▶ INSTRUCTIONS FOR THE TASK
Look below and pull out each line with the word "JSON".

[Dataset rows]
.....
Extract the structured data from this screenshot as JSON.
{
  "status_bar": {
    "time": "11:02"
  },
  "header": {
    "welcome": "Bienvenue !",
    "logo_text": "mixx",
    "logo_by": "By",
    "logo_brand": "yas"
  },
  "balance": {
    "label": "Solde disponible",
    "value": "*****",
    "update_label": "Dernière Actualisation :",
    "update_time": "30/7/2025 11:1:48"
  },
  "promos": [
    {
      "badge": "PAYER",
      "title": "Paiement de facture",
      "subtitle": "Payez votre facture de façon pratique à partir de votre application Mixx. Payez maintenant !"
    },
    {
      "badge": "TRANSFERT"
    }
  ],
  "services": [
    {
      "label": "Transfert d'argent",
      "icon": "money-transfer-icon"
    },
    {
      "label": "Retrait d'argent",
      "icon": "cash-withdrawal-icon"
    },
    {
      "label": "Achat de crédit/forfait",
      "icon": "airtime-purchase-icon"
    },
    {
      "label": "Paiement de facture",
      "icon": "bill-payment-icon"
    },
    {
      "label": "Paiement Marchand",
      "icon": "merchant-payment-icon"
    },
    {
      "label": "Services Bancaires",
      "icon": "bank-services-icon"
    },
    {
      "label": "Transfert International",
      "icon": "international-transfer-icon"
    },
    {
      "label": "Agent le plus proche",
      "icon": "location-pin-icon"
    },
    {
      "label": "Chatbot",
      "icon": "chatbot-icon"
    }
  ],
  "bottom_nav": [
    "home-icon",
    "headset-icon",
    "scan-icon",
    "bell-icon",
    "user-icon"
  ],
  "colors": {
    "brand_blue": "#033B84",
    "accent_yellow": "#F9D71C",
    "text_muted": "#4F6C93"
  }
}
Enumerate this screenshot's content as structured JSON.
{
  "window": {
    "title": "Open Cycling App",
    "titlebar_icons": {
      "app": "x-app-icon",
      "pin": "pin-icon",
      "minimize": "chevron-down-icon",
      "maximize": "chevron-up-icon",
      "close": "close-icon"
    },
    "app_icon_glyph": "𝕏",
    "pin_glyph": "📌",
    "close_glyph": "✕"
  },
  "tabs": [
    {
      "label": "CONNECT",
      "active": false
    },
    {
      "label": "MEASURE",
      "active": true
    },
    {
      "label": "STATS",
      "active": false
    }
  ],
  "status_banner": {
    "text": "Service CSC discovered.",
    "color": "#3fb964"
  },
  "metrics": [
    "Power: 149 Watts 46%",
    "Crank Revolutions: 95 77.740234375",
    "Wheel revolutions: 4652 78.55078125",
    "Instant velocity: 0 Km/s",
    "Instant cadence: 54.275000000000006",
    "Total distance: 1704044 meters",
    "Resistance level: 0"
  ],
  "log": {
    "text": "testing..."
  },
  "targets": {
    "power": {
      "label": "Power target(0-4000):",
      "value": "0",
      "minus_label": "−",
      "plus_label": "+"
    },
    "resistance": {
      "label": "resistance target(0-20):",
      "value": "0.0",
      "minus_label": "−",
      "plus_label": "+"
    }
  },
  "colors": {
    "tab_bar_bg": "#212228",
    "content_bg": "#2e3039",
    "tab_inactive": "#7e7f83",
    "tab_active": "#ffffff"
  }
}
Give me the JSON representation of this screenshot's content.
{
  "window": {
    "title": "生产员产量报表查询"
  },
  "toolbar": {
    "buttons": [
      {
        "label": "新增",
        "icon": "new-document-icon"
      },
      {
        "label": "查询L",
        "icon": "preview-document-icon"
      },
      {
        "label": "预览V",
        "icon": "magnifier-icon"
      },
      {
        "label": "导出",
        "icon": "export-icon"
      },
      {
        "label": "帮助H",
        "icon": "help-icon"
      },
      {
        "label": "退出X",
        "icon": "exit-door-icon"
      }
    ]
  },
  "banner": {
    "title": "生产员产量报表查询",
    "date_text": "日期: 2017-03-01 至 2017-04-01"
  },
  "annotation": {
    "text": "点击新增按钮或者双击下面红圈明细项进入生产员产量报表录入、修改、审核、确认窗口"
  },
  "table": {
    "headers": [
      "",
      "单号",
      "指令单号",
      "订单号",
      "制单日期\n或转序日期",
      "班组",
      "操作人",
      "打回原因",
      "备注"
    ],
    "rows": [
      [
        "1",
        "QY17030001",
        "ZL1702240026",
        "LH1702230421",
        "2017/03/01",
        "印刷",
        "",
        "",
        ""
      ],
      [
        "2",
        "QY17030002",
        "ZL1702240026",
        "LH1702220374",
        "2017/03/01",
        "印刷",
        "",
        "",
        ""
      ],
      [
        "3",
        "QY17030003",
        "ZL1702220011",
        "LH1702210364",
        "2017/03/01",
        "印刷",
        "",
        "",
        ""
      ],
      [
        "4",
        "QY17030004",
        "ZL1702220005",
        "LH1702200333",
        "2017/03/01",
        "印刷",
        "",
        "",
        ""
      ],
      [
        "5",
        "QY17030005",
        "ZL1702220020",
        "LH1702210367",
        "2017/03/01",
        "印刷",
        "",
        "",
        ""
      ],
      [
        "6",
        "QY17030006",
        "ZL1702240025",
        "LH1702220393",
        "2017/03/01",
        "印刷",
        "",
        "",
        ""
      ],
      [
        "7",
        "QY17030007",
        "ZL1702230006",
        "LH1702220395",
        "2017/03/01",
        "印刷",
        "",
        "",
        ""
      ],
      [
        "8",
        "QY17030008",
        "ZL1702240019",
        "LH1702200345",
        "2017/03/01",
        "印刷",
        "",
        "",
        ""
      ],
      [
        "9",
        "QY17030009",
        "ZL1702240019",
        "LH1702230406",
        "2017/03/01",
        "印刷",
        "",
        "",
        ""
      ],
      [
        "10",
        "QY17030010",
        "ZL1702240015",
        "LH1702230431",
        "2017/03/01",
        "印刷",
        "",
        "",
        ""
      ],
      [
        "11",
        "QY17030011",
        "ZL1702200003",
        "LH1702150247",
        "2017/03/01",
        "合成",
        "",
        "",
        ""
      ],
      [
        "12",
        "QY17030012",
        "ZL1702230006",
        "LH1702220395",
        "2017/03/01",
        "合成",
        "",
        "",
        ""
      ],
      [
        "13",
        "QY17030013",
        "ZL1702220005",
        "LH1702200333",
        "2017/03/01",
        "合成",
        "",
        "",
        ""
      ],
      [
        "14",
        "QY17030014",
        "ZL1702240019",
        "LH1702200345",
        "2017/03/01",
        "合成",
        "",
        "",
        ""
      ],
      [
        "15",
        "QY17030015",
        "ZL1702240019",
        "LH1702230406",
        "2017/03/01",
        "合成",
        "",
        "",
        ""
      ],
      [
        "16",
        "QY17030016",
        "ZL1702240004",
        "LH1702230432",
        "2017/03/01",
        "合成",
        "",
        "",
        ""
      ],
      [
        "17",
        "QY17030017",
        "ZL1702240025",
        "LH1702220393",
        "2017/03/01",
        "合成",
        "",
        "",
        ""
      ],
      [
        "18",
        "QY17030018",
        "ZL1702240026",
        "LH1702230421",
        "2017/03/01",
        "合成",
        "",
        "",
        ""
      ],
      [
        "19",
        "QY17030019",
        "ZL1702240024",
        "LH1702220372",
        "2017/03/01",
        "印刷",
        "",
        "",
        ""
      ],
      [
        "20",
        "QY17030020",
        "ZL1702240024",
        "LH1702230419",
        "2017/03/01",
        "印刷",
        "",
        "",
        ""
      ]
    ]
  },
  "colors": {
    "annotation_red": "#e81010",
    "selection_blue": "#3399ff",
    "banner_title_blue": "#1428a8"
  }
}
.....
▶ CORRECT RESPONSE
Extract the structured data from this screenshot as JSON.
Enumerate this screenshot's content as structured JSON.
Give me the JSON representation of this screenshot's content.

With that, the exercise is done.